Stored data:
☆ ☆ ☆ ☆ ☆

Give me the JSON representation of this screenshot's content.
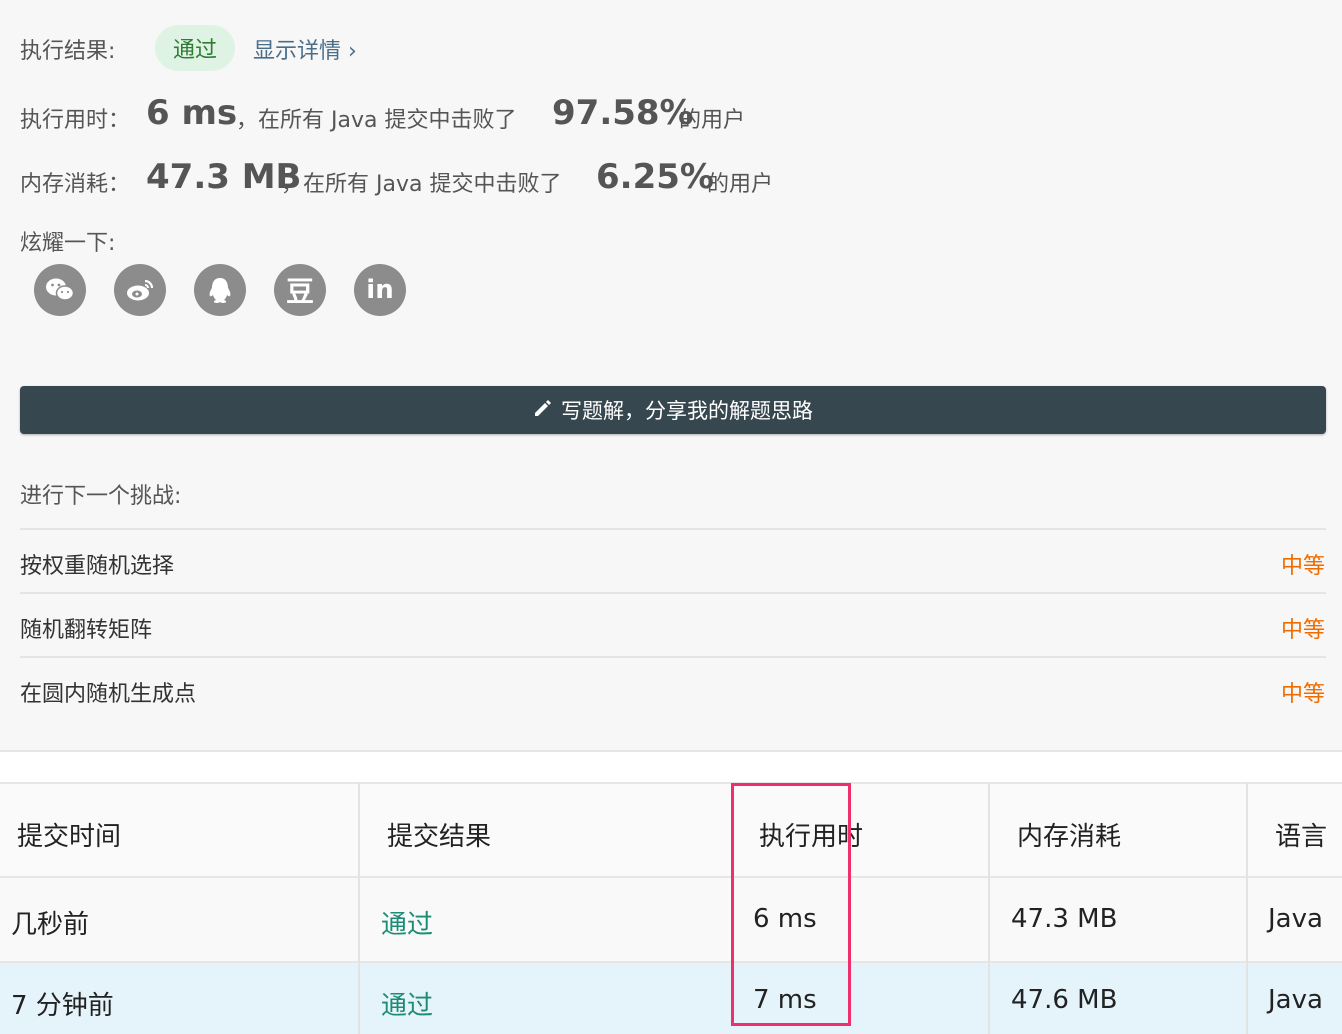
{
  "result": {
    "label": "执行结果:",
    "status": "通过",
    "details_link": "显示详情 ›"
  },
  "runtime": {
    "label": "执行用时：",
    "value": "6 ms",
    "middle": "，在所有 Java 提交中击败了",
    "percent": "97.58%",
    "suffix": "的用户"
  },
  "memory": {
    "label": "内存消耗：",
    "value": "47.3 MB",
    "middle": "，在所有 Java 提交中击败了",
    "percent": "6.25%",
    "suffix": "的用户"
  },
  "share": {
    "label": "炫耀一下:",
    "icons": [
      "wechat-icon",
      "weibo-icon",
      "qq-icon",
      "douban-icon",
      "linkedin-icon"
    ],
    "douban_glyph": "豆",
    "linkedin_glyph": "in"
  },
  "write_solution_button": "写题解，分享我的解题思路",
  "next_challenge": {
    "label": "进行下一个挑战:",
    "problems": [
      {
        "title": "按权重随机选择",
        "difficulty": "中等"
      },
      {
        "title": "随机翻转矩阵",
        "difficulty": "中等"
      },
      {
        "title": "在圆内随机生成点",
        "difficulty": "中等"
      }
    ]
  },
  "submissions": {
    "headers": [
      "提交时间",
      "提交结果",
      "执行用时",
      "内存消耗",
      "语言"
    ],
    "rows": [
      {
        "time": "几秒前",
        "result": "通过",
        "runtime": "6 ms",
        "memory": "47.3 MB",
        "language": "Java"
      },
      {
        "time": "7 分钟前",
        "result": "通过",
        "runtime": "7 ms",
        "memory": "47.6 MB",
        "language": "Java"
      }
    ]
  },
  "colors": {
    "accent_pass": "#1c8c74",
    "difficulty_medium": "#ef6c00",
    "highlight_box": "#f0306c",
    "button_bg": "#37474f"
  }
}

☆ ☆ ☆ ☆ ☆

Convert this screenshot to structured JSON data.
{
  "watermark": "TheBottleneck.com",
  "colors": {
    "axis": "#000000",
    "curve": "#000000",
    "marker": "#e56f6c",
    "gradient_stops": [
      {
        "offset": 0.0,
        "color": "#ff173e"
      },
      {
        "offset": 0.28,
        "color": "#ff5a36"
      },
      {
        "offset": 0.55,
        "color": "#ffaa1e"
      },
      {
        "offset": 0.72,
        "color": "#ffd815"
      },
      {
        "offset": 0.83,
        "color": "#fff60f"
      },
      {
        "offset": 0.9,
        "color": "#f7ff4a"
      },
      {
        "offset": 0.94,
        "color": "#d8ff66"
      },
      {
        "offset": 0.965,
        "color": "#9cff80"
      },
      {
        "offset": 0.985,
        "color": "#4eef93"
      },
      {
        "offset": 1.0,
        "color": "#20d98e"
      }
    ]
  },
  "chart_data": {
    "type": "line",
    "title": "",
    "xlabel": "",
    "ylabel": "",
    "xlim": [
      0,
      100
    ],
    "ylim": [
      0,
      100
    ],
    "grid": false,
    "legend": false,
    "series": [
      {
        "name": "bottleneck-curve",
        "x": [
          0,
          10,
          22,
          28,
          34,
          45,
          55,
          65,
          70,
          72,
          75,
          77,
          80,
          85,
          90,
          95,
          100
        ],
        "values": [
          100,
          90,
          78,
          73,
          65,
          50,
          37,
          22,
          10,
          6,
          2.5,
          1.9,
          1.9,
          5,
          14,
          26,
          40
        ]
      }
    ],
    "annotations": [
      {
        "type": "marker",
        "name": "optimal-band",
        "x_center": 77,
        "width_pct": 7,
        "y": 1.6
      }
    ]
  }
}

☆ ☆ ☆ ☆ ☆

» **Your goal**: Return only the number of lines in the preceding records that contain the string "name".

» **Exercise result**: 2